>> begin Source records

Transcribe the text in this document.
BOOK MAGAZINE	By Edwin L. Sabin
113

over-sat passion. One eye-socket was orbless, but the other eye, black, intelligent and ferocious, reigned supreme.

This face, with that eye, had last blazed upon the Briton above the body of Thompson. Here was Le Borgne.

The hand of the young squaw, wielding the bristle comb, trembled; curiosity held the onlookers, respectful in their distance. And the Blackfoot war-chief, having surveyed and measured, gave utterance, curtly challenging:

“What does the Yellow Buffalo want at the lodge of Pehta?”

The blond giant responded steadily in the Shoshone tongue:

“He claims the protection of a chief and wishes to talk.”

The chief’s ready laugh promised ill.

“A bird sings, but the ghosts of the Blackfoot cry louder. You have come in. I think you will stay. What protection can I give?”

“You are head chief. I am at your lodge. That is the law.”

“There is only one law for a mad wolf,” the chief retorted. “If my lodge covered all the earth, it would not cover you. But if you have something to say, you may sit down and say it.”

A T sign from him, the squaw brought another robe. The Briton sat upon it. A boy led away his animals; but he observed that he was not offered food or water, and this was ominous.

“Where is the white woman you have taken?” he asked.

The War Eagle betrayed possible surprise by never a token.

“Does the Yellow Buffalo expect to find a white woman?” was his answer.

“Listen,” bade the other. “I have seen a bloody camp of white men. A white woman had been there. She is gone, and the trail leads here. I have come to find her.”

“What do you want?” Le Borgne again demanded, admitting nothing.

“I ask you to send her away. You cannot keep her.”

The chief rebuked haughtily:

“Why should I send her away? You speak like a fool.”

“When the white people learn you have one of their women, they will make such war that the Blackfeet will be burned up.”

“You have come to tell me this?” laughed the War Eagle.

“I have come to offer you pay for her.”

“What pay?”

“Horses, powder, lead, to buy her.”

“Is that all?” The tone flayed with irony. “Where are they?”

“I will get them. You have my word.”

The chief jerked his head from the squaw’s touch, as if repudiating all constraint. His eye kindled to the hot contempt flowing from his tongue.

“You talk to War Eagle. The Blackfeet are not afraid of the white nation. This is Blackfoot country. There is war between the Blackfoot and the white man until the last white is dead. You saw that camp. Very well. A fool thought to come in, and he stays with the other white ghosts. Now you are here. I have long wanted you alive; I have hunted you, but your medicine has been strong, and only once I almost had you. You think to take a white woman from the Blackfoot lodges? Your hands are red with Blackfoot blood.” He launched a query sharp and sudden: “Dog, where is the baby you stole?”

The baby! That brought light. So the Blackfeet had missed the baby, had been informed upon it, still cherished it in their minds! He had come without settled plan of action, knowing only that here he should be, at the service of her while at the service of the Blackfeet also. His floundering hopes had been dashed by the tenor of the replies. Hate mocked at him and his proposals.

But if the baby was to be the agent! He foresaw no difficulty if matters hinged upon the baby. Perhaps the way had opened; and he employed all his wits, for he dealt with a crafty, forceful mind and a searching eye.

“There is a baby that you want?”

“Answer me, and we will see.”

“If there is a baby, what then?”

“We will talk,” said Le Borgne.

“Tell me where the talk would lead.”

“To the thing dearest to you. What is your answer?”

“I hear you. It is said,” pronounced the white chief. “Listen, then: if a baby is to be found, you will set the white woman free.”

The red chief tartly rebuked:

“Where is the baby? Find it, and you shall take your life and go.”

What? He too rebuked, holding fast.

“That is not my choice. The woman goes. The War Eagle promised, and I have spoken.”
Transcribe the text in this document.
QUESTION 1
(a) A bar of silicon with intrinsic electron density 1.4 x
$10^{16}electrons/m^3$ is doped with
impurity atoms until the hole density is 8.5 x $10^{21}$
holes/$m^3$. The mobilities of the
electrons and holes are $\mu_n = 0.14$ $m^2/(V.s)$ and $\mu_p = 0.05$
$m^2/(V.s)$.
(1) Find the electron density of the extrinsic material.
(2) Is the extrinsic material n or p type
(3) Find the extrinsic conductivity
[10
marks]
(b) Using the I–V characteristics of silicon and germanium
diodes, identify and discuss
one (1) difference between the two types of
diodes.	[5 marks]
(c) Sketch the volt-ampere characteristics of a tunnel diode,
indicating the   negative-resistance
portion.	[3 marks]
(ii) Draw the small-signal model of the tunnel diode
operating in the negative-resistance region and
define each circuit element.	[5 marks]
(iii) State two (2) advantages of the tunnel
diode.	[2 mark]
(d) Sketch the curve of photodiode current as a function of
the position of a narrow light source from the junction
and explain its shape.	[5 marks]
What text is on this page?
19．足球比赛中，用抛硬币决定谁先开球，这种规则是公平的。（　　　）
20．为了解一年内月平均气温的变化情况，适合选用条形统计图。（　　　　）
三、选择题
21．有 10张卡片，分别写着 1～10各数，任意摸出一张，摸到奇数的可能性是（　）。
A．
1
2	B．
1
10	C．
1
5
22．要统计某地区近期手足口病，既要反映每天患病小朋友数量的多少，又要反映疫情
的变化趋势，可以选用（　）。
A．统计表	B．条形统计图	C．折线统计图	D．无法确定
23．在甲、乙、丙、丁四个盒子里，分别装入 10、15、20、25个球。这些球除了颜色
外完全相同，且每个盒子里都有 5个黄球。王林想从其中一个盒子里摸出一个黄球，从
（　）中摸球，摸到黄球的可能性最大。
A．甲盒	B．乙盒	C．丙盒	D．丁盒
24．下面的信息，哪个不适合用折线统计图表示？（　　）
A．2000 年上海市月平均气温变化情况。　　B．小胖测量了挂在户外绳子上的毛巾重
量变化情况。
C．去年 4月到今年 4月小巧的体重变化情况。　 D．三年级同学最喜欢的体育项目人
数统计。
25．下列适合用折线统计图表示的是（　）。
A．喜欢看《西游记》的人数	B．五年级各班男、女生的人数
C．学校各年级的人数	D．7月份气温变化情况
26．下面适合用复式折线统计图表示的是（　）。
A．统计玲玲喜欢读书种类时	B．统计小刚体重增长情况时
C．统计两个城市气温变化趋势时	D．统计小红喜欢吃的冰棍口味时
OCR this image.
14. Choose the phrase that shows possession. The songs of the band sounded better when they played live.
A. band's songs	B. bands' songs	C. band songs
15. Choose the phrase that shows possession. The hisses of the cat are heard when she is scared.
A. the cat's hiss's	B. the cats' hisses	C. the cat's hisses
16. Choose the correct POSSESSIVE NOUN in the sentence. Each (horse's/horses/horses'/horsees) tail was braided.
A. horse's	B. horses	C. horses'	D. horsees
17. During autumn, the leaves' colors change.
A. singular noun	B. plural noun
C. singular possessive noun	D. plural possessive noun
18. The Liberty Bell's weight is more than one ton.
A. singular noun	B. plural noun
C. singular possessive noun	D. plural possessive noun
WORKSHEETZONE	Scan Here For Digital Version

>> end Source records

Task brief :: Pick out and copy every line that contains the word "Listen".

Full output ::
“Listen,” bade the other. “I have seen a bloody camp of white men. A white woman had been there. She is gone, and the trail leads here. I have come to find her.”
“I hear you. It is said,” pronounced the white chief. “Listen, then: if a baby is to be found, you will set the white woman free.”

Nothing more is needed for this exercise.